-------- RECORDS TO USE --------

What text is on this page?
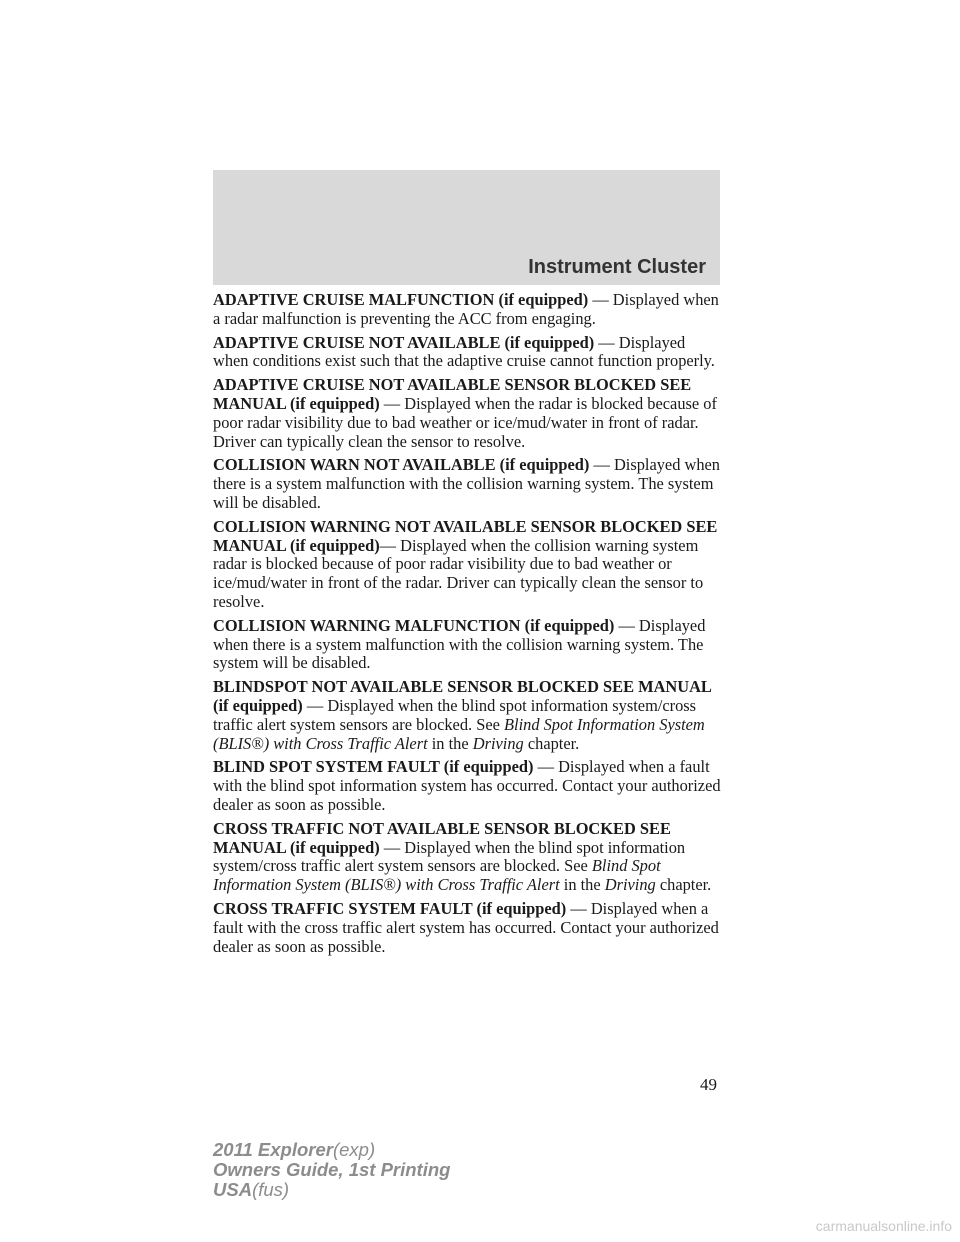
Instrument Cluster

ADAPTIVE CRUISE MALFUNCTION (if equipped) — Displayed when a radar malfunction is preventing the ACC from engaging.

ADAPTIVE CRUISE NOT AVAILABLE (if equipped) — Displayed when conditions exist such that the adaptive cruise cannot function properly.

ADAPTIVE CRUISE NOT AVAILABLE SENSOR BLOCKED SEE MANUAL (if equipped) — Displayed when the radar is blocked because of poor radar visibility due to bad weather or ice/mud/water in front of radar. Driver can typically clean the sensor to resolve.

COLLISION WARN NOT AVAILABLE (if equipped) — Displayed when there is a system malfunction with the collision warning system. The system will be disabled.

COLLISION WARNING NOT AVAILABLE SENSOR BLOCKED SEE MANUAL (if equipped)— Displayed when the collision warning system radar is blocked because of poor radar visibility due to bad weather or ice/mud/water in front of the radar. Driver can typically clean the sensor to resolve.

COLLISION WARNING MALFUNCTION (if equipped) — Displayed when there is a system malfunction with the collision warning system. The system will be disabled.

BLINDSPOT NOT AVAILABLE SENSOR BLOCKED SEE MANUAL (if equipped) — Displayed when the blind spot information system/cross traffic alert system sensors are blocked. See Blind Spot Information System (BLIS®) with Cross Traffic Alert in the Driving chapter.

BLIND SPOT SYSTEM FAULT (if equipped) — Displayed when a fault with the blind spot information system has occurred. Contact your authorized dealer as soon as possible.

CROSS TRAFFIC NOT AVAILABLE SENSOR BLOCKED SEE MANUAL (if equipped) — Displayed when the blind spot information system/cross traffic alert system sensors are blocked. See Blind Spot Information System (BLIS®) with Cross Traffic Alert in the Driving chapter.

CROSS TRAFFIC SYSTEM FAULT (if equipped) — Displayed when a fault with the cross traffic alert system has occurred. Contact your authorized dealer as soon as possible.

49
2011 Explorer(exp)
Owners Guide, 1st Printing
USA(fus)
carmanualsonline.info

--------

Write out every line of the entries that holds the word "malfunction".

ADAPTIVE CRUISE MALFUNCTION (if equipped) — Displayed when a radar malfunction is preventing the ACC from engaging.
COLLISION WARN NOT AVAILABLE (if equipped) — Displayed when there is a system malfunction with the collision warning system. The system will be disabled.
COLLISION WARNING MALFUNCTION (if equipped) — Displayed when there is a system malfunction with the collision warning system. The system will be disabled.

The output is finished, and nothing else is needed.